--- Document passage ---
——
International Case Study: Effects of Cyclonic pressures, consequent flooding & effects on critical infrastructure / adaptation policies in Bangladesh

 

The role of the International case study was to explore how EU CIRCLE’s tools could fare in such socio-institutional environments, and to extend their relevance and applicability to such contexts. This case study explored the impacts of cyclones and storm surges on the critical infrastructures of communications, water, power, transport and buildings. The location selected was Khulna City in Bangladesh, a growing urban area of 46sq km currently the focus of significant infrastructural development, with a growing population of 1.3 million.

The third industrial city of Bangladesh, Khulna is located in the interior coastal area of south West Bangladesh, halfway between the megacities of Dhaka and Kolkata, to the north of the Mongla port and Sundarbans forest. Expected to receive displacees from extreme and chronic impacts of climate change regionally, the city is vulnerable to cyclone, salinity and waterlogging with storm surge an emerging risk given a climate modified future.

For the purposes of the case study the Climate Impact Resilience Platform (CIRP) was used to quantify and visualise the cascading impacts of high precipitation and wind events on electricity distribution, road communications, water supply, health and education sectors. The impacts of three discrete events were simulated, Cyclone Nargis (2008) and Mora (2017) from the Indian Ocean, and Hurricane Matthew (2016) from the Atlantic.
——
--- Objective ---
Write the next part of the Khulna cyclone case study text, starting right after its last sentence. The records that come next are separate material and have no connection to the Khulna case study text.

--- Dataset content ---
——
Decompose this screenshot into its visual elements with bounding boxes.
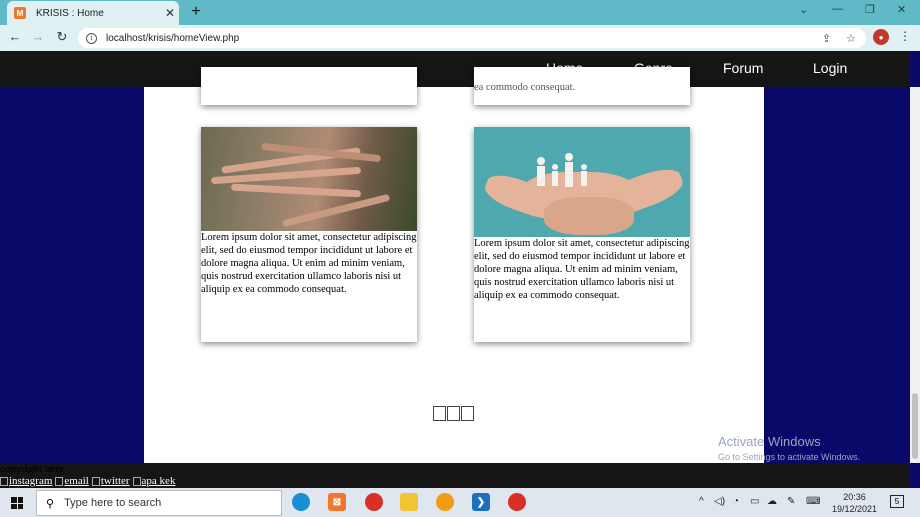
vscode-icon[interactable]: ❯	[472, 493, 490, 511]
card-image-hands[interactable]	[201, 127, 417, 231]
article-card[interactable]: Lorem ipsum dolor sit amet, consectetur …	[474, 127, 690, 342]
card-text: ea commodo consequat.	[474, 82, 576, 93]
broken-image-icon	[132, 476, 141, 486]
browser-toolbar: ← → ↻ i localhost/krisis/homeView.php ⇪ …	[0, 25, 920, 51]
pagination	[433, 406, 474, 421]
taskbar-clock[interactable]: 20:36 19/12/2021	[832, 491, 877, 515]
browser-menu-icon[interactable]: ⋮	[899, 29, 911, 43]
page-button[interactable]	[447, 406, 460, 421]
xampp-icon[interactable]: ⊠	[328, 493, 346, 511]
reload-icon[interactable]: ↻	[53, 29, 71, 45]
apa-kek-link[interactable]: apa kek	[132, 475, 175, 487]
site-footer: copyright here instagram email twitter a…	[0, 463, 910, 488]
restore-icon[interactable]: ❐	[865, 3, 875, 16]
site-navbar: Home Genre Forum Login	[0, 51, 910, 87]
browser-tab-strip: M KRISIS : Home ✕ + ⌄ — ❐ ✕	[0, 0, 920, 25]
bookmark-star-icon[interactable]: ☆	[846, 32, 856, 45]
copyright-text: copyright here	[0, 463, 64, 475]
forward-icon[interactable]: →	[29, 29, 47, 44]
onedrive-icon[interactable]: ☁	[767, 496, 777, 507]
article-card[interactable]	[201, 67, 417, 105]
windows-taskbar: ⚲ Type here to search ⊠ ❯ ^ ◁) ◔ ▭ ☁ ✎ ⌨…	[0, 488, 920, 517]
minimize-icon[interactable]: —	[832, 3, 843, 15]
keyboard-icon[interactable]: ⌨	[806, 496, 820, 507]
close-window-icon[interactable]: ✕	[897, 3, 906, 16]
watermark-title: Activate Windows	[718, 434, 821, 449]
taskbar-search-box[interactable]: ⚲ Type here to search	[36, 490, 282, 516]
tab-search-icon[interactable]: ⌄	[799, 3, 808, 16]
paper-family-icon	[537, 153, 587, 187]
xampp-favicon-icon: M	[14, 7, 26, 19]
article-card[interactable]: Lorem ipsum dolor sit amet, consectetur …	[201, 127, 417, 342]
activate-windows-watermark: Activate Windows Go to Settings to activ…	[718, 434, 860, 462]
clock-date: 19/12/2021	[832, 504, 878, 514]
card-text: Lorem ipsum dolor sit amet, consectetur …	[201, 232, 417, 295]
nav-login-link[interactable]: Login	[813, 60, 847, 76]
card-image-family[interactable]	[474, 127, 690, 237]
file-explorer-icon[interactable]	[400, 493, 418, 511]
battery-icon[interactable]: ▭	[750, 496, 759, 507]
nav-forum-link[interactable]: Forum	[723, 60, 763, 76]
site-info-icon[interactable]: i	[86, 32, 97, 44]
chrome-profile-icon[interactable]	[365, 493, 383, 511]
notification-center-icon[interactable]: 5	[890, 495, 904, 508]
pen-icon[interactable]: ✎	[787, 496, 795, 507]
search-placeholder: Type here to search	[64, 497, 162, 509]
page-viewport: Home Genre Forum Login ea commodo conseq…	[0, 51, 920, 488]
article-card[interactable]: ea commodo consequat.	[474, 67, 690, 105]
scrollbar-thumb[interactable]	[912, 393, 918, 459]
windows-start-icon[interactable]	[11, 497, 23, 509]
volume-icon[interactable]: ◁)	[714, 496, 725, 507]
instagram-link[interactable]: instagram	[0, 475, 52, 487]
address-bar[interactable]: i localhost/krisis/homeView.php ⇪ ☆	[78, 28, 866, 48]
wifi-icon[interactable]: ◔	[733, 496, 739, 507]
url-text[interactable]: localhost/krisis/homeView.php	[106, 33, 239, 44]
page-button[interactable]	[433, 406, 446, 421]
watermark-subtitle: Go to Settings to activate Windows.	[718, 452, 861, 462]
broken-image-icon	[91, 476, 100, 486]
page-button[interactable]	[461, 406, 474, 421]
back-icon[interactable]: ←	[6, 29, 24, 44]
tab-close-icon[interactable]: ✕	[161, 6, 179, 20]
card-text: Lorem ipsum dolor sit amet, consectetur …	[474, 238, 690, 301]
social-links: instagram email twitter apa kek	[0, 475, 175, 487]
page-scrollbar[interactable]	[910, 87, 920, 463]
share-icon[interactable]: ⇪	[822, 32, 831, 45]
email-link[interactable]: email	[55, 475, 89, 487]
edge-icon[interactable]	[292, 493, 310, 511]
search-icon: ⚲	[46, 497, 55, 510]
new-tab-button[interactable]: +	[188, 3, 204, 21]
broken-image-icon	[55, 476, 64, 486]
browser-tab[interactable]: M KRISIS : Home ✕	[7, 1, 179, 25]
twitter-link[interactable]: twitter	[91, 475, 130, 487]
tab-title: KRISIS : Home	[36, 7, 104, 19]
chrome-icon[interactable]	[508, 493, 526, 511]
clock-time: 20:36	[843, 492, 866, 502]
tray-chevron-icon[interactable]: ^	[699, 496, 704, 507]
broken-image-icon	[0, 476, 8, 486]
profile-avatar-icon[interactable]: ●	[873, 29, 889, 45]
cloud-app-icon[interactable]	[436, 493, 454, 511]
——
--- Answer to this problem ---
Demonstration

Following an initial visit to Khulna in September 2017 to meet with key infrastructure operators and obtain data, the EU-CIRCLE demonstration event was arranged for April 2018 at the City Inn Hotel in Khulna in collaboration with local stakeholders.

Critical infrastructure operators attended from power generation and distribution sectors as well as the Khulna City Corporation (KCC) municipality (charged with roads and drainage) and the Khulna University of Engineering and Technology (KUET).

Findings and implications

  • The CIRP was able to successfully ingest city infrastructure data and output visual results for high wind and high precipitation events and their cascading impacts on power distribution, road communication, water supply as well as health and education sectors.
  • The Synthetic Storm method, of sampling,, replaying and redirecting historical storms was deployed successfully. Users responded well to such events that they could reference by name and impact.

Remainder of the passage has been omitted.